> [Aim of the task] Your task is to repeat the lines below exactly, excluding any pictures they contain.

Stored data
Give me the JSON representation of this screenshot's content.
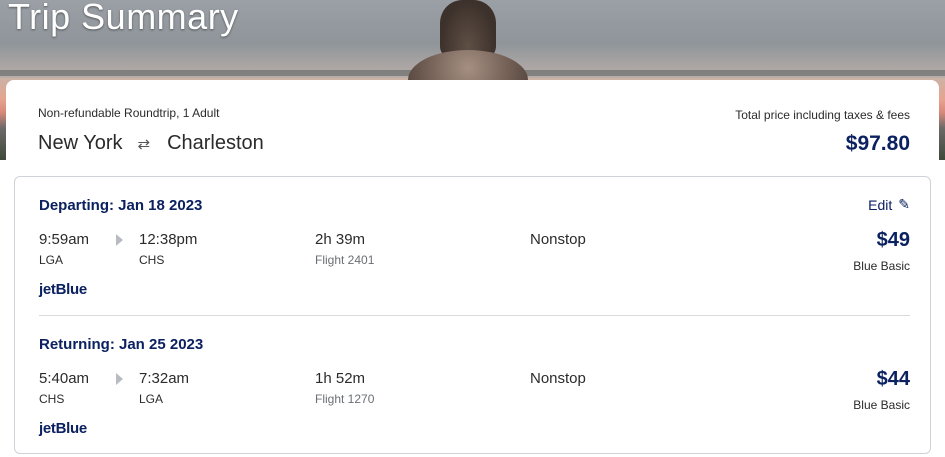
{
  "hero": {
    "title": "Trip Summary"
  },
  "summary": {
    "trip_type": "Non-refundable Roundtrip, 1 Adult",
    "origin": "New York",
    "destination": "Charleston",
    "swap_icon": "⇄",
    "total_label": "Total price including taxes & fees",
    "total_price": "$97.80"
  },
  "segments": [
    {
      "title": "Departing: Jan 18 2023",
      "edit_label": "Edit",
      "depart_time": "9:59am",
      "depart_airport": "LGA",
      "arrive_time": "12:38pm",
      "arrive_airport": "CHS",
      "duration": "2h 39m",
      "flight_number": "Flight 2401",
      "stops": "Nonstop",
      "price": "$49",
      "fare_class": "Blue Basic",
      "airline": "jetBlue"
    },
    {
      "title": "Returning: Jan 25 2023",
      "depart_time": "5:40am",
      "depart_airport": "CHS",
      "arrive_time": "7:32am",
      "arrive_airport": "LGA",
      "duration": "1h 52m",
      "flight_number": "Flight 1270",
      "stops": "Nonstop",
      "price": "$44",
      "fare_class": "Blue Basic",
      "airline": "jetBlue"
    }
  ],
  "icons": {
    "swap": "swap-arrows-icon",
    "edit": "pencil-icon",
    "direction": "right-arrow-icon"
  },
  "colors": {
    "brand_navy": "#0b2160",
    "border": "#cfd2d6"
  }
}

> [Output for this task]
Give me the JSON representation of this screenshot's content.
{
  "hero": {
    "title": "Trip Summary"
  },
  "summary": {
    "trip_type": "Non-refundable Roundtrip, 1 Adult",
    "origin": "New York",
    "destination": "Charleston",
    "swap_icon": "⇄",
    "total_label": "Total price including taxes & fees",
    "total_price": "$97.80"
  },
  "segments": [
    {
      "title": "Departing: Jan 18 2023",
      "edit_label": "Edit",
      "depart_time": "9:59am",
      "depart_airport": "LGA",
      "arrive_time": "12:38pm",
      "arrive_airport": "CHS",
      "duration": "2h 39m",
      "flight_number": "Flight 2401",
      "stops": "Nonstop",
      "price": "$49",
      "fare_class": "Blue Basic",
      "airline": "jetBlue"
    },
    {
      "title": "Returning: Jan 25 2023",
      "depart_time": "5:40am",
      "depart_airport": "CHS",
      "arrive_time": "7:32am",
      "arrive_airport": "LGA",
      "duration": "1h 52m",
      "flight_number": "Flight 1270",
      "stops": "Nonstop",
      "price": "$44",
      "fare_class": "Blue Basic",
      "airline": "jetBlue"
    }
  ],
  "icons": {
    "swap": "swap-arrows-icon",
    "edit": "pencil-icon",
    "direction": "right-arrow-icon"
  },
  "colors": {
    "brand_navy": "#0b2160",
    "border": "#cfd2d6"
  }
}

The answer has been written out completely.